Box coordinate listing
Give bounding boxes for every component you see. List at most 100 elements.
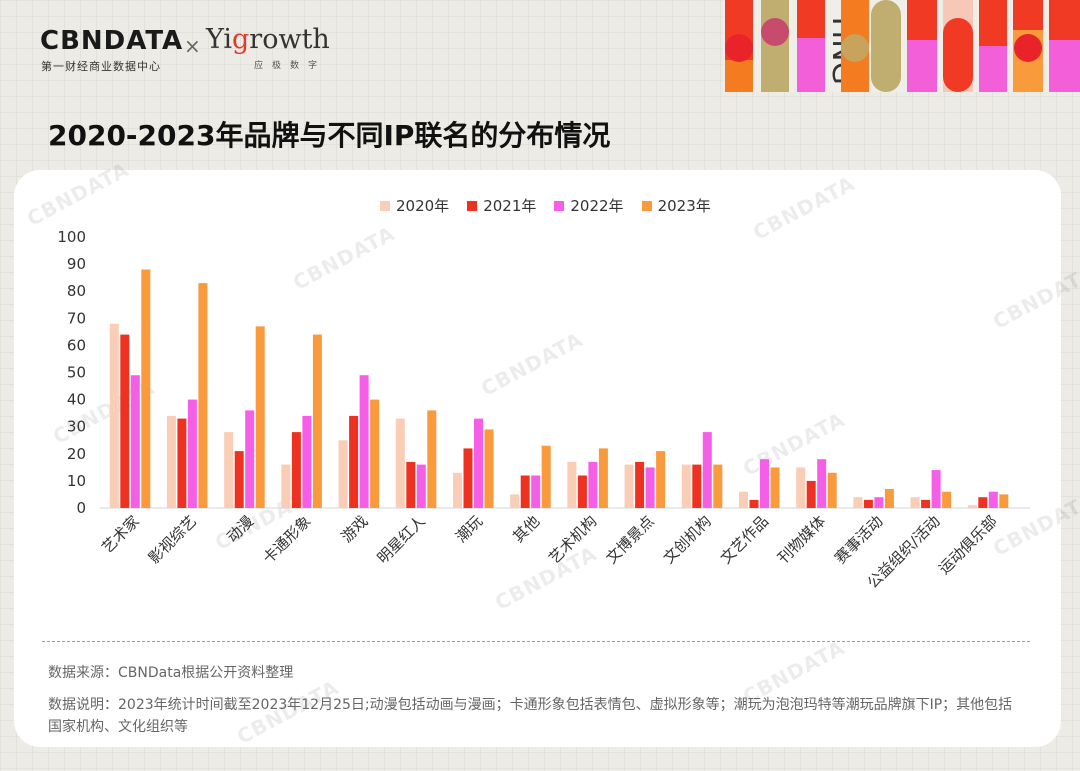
bar [416, 464, 426, 508]
legend-item-2021: 2021年 [467, 195, 536, 216]
bar [827, 472, 837, 508]
bar [520, 475, 530, 508]
cbndata-logo: CBNDATA [40, 26, 184, 56]
bar [245, 410, 255, 508]
y-tick-label: 90 [67, 255, 86, 273]
bar [874, 497, 884, 508]
bar [749, 499, 759, 508]
page-title: 2020-2023年品牌与不同IP联名的分布情况 [48, 119, 611, 152]
data-explanation-note: 数据说明：2023年统计时间截至2023年12月25日;动漫包括动画与漫画；卡通… [48, 697, 1013, 735]
x-tick-label: 文博景点 [602, 512, 657, 567]
bar [635, 461, 645, 508]
bar [453, 472, 462, 508]
x-tick-label: 艺术家 [98, 512, 143, 557]
bar [645, 467, 655, 508]
y-tick-label: 50 [67, 364, 86, 382]
bar [967, 505, 977, 508]
x-tick-label: 刊物媒体 [774, 512, 829, 567]
bar [999, 494, 1009, 508]
bar [234, 451, 244, 508]
bar [510, 494, 520, 508]
bar [577, 475, 587, 508]
bar [567, 461, 577, 508]
bar-chart: 0 10 20 30 40 50 60 70 80 90 100 艺术家 影视综艺 动漫 卡通形象 游戏 明星红… [57, 228, 1030, 592]
bar [427, 410, 437, 508]
yigrowth-logo-part-a: Yi [206, 24, 232, 55]
bar [255, 326, 265, 508]
x-tick-label: 潮玩 [452, 512, 486, 546]
bar [978, 497, 988, 508]
decorative-banner: YING [723, 0, 1080, 92]
yigrowth-logo: Yigrowth [206, 24, 330, 55]
bar [588, 461, 598, 508]
y-tick-label: 0 [76, 499, 86, 517]
bar [224, 432, 234, 508]
bar [541, 445, 551, 508]
y-tick-label: 60 [67, 336, 86, 354]
y-tick-label: 100 [57, 228, 86, 246]
y-tick-label: 20 [67, 445, 86, 463]
legend-swatch-2020 [380, 200, 390, 211]
x-tick-label: 卡通形象 [259, 512, 314, 567]
bar [359, 375, 369, 508]
bar [863, 499, 873, 508]
y-tick-label: 30 [67, 418, 86, 436]
x-tick-label: 运动俱乐部 [935, 512, 1001, 578]
decorative-pattern: YING [723, 0, 1080, 92]
legend-label-2022: 2022年 [570, 197, 624, 215]
bar [281, 464, 291, 508]
bar [109, 323, 119, 508]
legend-label-2020: 2020年 [396, 197, 450, 215]
bar [120, 334, 130, 508]
cbndata-logo-subtitle: 第一财经商业数据中心 [41, 60, 161, 73]
bar [884, 489, 894, 508]
bar [656, 451, 666, 508]
legend-swatch-2021 [467, 200, 478, 211]
x-tick-label: 游戏 [338, 512, 372, 546]
y-tick-label: 70 [67, 309, 86, 327]
data-source-note: 数据来源：CBNData根据公开资料整理 [48, 665, 294, 681]
x-tick-label: 赛事活动 [831, 512, 886, 567]
bar [598, 448, 608, 508]
bar [770, 467, 780, 508]
y-tick-label: 40 [67, 391, 86, 409]
bar [406, 461, 416, 508]
bar [177, 418, 187, 508]
legend-swatch-2022 [554, 200, 565, 211]
bar [692, 464, 702, 508]
bar [166, 415, 176, 508]
bar [130, 375, 140, 508]
bar [291, 432, 301, 508]
y-tick-label: 80 [67, 282, 86, 300]
bar [395, 418, 405, 508]
bar [681, 464, 691, 508]
legend-item-2022: 2022年 [554, 195, 624, 216]
bar [141, 269, 151, 508]
bar [817, 459, 827, 508]
bar [531, 475, 541, 508]
bar [806, 480, 816, 508]
x-tick-label: 影视综艺 [145, 512, 200, 567]
bar [942, 491, 952, 508]
bar [624, 464, 634, 508]
bar [187, 399, 197, 508]
bar [302, 415, 312, 508]
x-tick-label: 动漫 [223, 512, 257, 546]
x-tick-label: 艺术机构 [545, 512, 600, 567]
bar [921, 499, 931, 508]
legend-label-2021: 2021年 [483, 197, 537, 215]
legend-swatch-2023 [641, 200, 652, 211]
bar [713, 464, 723, 508]
bar [370, 399, 380, 508]
bar [910, 497, 920, 508]
bar [312, 334, 322, 508]
bar [796, 467, 806, 508]
cross-mark: × [184, 34, 201, 58]
y-tick-label: 10 [67, 472, 86, 490]
divider [42, 641, 1030, 642]
bar [760, 459, 769, 508]
legend-label-2023: 2023年 [657, 197, 711, 215]
bar [988, 491, 998, 508]
chart-legend: 2020年 2021年 2022年 2023年 [380, 195, 711, 216]
bar [463, 448, 473, 508]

**DESCRIPTION OF THE TASK**
From the listing, extract every line from the one containing "bar [416, 464, 426, 508]" through the one containing "697, 1013, 735]", keeping each line unchanged.

**EXERCISE RESPONSE**
bar [416, 464, 426, 508]
legend-item-2021: 2021年 [467, 195, 536, 216]
bar [827, 472, 837, 508]
bar [520, 475, 530, 508]
cbndata-logo: CBNDATA [40, 26, 184, 56]
bar [245, 410, 255, 508]
y-tick-label: 90 [67, 255, 86, 273]
bar [874, 497, 884, 508]
bar [749, 499, 759, 508]
page-title: 2020-2023年品牌与不同IP联名的分布情况 [48, 119, 611, 152]
data-explanation-note: 数据说明：2023年统计时间截至2023年12月25日;动漫包括动画与漫画；卡通… [48, 697, 1013, 735]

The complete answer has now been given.